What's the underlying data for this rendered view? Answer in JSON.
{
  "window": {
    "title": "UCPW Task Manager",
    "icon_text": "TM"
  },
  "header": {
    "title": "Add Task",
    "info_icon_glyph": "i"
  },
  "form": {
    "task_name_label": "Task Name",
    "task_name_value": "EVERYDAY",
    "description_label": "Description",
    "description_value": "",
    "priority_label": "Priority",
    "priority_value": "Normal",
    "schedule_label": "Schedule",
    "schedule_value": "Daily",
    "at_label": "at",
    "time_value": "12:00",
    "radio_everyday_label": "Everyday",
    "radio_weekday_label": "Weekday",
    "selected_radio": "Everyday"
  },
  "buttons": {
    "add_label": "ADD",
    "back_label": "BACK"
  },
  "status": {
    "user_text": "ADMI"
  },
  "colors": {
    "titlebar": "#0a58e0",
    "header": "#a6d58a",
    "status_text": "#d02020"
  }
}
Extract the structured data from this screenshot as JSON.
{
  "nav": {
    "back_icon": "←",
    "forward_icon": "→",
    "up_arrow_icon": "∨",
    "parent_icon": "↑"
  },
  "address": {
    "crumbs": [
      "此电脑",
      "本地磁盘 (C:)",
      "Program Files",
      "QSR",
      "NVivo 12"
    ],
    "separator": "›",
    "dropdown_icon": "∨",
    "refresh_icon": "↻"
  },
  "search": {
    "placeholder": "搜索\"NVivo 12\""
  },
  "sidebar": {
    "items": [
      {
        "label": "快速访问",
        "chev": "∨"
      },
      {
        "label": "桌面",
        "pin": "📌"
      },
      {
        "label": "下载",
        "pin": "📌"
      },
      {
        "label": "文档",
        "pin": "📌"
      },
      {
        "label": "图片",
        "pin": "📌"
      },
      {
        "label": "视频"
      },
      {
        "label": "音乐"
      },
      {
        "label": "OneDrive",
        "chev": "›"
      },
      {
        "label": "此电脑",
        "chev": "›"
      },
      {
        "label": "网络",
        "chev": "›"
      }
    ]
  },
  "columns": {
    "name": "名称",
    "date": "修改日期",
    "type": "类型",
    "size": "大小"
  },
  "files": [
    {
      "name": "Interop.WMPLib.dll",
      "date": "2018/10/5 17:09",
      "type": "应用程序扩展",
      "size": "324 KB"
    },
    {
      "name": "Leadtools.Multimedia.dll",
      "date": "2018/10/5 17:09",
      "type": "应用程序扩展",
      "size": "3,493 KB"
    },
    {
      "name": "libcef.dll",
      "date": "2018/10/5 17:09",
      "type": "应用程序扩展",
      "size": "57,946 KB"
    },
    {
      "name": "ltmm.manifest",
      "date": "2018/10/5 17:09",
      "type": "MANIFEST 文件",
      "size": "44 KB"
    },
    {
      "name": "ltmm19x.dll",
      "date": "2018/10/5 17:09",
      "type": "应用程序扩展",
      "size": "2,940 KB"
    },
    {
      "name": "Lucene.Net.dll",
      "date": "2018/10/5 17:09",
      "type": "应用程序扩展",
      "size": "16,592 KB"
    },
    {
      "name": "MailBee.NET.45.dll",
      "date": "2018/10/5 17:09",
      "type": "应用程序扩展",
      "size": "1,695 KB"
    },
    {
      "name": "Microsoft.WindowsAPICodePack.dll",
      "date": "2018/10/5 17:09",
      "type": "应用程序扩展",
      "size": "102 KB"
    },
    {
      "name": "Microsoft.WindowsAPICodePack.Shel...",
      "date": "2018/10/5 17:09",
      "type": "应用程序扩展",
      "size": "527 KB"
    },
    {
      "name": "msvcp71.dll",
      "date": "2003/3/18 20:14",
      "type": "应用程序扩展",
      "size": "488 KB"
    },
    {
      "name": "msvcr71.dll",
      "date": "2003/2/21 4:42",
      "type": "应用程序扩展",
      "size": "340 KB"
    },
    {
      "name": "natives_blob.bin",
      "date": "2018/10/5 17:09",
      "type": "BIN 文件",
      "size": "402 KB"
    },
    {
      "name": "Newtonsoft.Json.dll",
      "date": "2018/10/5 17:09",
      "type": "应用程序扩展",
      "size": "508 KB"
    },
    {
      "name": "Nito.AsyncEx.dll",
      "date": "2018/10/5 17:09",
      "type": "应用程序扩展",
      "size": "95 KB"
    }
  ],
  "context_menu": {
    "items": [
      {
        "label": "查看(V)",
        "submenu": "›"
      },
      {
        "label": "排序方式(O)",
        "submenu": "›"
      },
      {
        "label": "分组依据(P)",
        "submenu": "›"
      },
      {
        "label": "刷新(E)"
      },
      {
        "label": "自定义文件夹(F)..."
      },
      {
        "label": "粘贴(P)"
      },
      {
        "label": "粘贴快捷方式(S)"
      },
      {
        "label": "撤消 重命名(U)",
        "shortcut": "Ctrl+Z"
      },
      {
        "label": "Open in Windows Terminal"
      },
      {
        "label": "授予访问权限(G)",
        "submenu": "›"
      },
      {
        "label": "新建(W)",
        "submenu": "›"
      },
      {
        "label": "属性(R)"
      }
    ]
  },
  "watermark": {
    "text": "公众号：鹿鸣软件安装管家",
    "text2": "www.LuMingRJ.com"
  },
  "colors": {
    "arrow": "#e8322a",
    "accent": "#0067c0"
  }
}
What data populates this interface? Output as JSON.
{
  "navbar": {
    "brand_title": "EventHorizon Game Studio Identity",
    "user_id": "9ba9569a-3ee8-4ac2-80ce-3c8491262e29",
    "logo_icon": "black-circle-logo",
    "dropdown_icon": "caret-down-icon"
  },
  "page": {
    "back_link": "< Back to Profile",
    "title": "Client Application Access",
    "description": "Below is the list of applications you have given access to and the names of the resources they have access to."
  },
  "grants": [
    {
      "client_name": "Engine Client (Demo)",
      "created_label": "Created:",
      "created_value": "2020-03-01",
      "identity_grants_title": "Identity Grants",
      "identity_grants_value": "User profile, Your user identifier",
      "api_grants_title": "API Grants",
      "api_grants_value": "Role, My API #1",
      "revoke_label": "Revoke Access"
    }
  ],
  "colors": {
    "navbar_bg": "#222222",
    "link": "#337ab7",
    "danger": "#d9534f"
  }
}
****************
(YOUR OBJECTIVE) The records above are to be repeated exactly, in their entirety.

(RESULT)
What's the underlying data for this rendered view? Answer in JSON.
{
  "window": {
    "title": "UCPW Task Manager",
    "icon_text": "TM"
  },
  "header": {
    "title": "Add Task",
    "info_icon_glyph": "i"
  },
  "form": {
    "task_name_label": "Task Name",
    "task_name_value": "EVERYDAY",
    "description_label": "Description",
    "description_value": "",
    "priority_label": "Priority",
    "priority_value": "Normal",
    "schedule_label": "Schedule",
    "schedule_value": "Daily",
    "at_label": "at",
    "time_value": "12:00",
    "radio_everyday_label": "Everyday",
    "radio_weekday_label": "Weekday",
    "selected_radio": "Everyday"
  },
  "buttons": {
    "add_label": "ADD",
    "back_label": "BACK"
  },
  "status": {
    "user_text": "ADMI"
  },
  "colors": {
    "titlebar": "#0a58e0",
    "header": "#a6d58a",
    "status_text": "#d02020"
  }
}
Extract the structured data from this screenshot as JSON.
{
  "nav": {
    "back_icon": "←",
    "forward_icon": "→",
    "up_arrow_icon": "∨",
    "parent_icon": "↑"
  },
  "address": {
    "crumbs": [
      "此电脑",
      "本地磁盘 (C:)",
      "Program Files",
      "QSR",
      "NVivo 12"
    ],
    "separator": "›",
    "dropdown_icon": "∨",
    "refresh_icon": "↻"
  },
  "search": {
    "placeholder": "搜索\"NVivo 12\""
  },
  "sidebar": {
    "items": [
      {
        "label": "快速访问",
        "chev": "∨"
      },
      {
        "label": "桌面",
        "pin": "📌"
      },
      {
        "label": "下载",
        "pin": "📌"
      },
      {
        "label": "文档",
        "pin": "📌"
      },
      {
        "label": "图片",
        "pin": "📌"
      },
      {
        "label": "视频"
      },
      {
        "label": "音乐"
      },
      {
        "label": "OneDrive",
        "chev": "›"
      },
      {
        "label": "此电脑",
        "chev": "›"
      },
      {
        "label": "网络",
        "chev": "›"
      }
    ]
  },
  "columns": {
    "name": "名称",
    "date": "修改日期",
    "type": "类型",
    "size": "大小"
  },
  "files": [
    {
      "name": "Interop.WMPLib.dll",
      "date": "2018/10/5 17:09",
      "type": "应用程序扩展",
      "size": "324 KB"
    },
    {
      "name": "Leadtools.Multimedia.dll",
      "date": "2018/10/5 17:09",
      "type": "应用程序扩展",
      "size": "3,493 KB"
    },
    {
      "name": "libcef.dll",
      "date": "2018/10/5 17:09",
      "type": "应用程序扩展",
      "size": "57,946 KB"
    },
    {
      "name": "ltmm.manifest",
      "date": "2018/10/5 17:09",
      "type": "MANIFEST 文件",
      "size": "44 KB"
    },
    {
      "name": "ltmm19x.dll",
      "date": "2018/10/5 17:09",
      "type": "应用程序扩展",
      "size": "2,940 KB"
    },
    {
      "name": "Lucene.Net.dll",
      "date": "2018/10/5 17:09",
      "type": "应用程序扩展",
      "size": "16,592 KB"
    },
    {
      "name": "MailBee.NET.45.dll",
      "date": "2018/10/5 17:09",
      "type": "应用程序扩展",
      "size": "1,695 KB"
    },
    {
      "name": "Microsoft.WindowsAPICodePack.dll",
      "date": "2018/10/5 17:09",
      "type": "应用程序扩展",
      "size": "102 KB"
    },
    {
      "name": "Microsoft.WindowsAPICodePack.Shel...",
      "date": "2018/10/5 17:09",
      "type": "应用程序扩展",
      "size": "527 KB"
    },
    {
      "name": "msvcp71.dll",
      "date": "2003/3/18 20:14",
      "type": "应用程序扩展",
      "size": "488 KB"
    },
    {
      "name": "msvcr71.dll",
      "date": "2003/2/21 4:42",
      "type": "应用程序扩展",
      "size": "340 KB"
    },
    {
      "name": "natives_blob.bin",
      "date": "2018/10/5 17:09",
      "type": "BIN 文件",
      "size": "402 KB"
    },
    {
      "name": "Newtonsoft.Json.dll",
      "date": "2018/10/5 17:09",
      "type": "应用程序扩展",
      "size": "508 KB"
    },
    {
      "name": "Nito.AsyncEx.dll",
      "date": "2018/10/5 17:09",
      "type": "应用程序扩展",
      "size": "95 KB"
    }
  ],
  "context_menu": {
    "items": [
      {
        "label": "查看(V)",
        "submenu": "›"
      },
      {
        "label": "排序方式(O)",
        "submenu": "›"
      },
      {
        "label": "分组依据(P)",
        "submenu": "›"
      },
      {
        "label": "刷新(E)"
      },
      {
        "label": "自定义文件夹(F)..."
      },
      {
        "label": "粘贴(P)"
      },
      {
        "label": "粘贴快捷方式(S)"
      },
      {
        "label": "撤消 重命名(U)",
        "shortcut": "Ctrl+Z"
      },
      {
        "label": "Open in Windows Terminal"
      },
      {
        "label": "授予访问权限(G)",
        "submenu": "›"
      },
      {
        "label": "新建(W)",
        "submenu": "›"
      },
      {
        "label": "属性(R)"
      }
    ]
  },
  "watermark": {
    "text": "公众号：鹿鸣软件安装管家",
    "text2": "www.LuMingRJ.com"
  },
  "colors": {
    "arrow": "#e8322a",
    "accent": "#0067c0"
  }
}
What data populates this interface? Output as JSON.
{
  "navbar": {
    "brand_title": "EventHorizon Game Studio Identity",
    "user_id": "9ba9569a-3ee8-4ac2-80ce-3c8491262e29",
    "logo_icon": "black-circle-logo",
    "dropdown_icon": "caret-down-icon"
  },
  "page": {
    "back_link": "< Back to Profile",
    "title": "Client Application Access",
    "description": "Below is the list of applications you have given access to and the names of the resources they have access to."
  },
  "grants": [
    {
      "client_name": "Engine Client (Demo)",
      "created_label": "Created:",
      "created_value": "2020-03-01",
      "identity_grants_title": "Identity Grants",
      "identity_grants_value": "User profile, Your user identifier",
      "api_grants_title": "API Grants",
      "api_grants_value": "Role, My API #1",
      "revoke_label": "Revoke Access"
    }
  ],
  "colors": {
    "navbar_bg": "#222222",
    "link": "#337ab7",
    "danger": "#d9534f"
  }
}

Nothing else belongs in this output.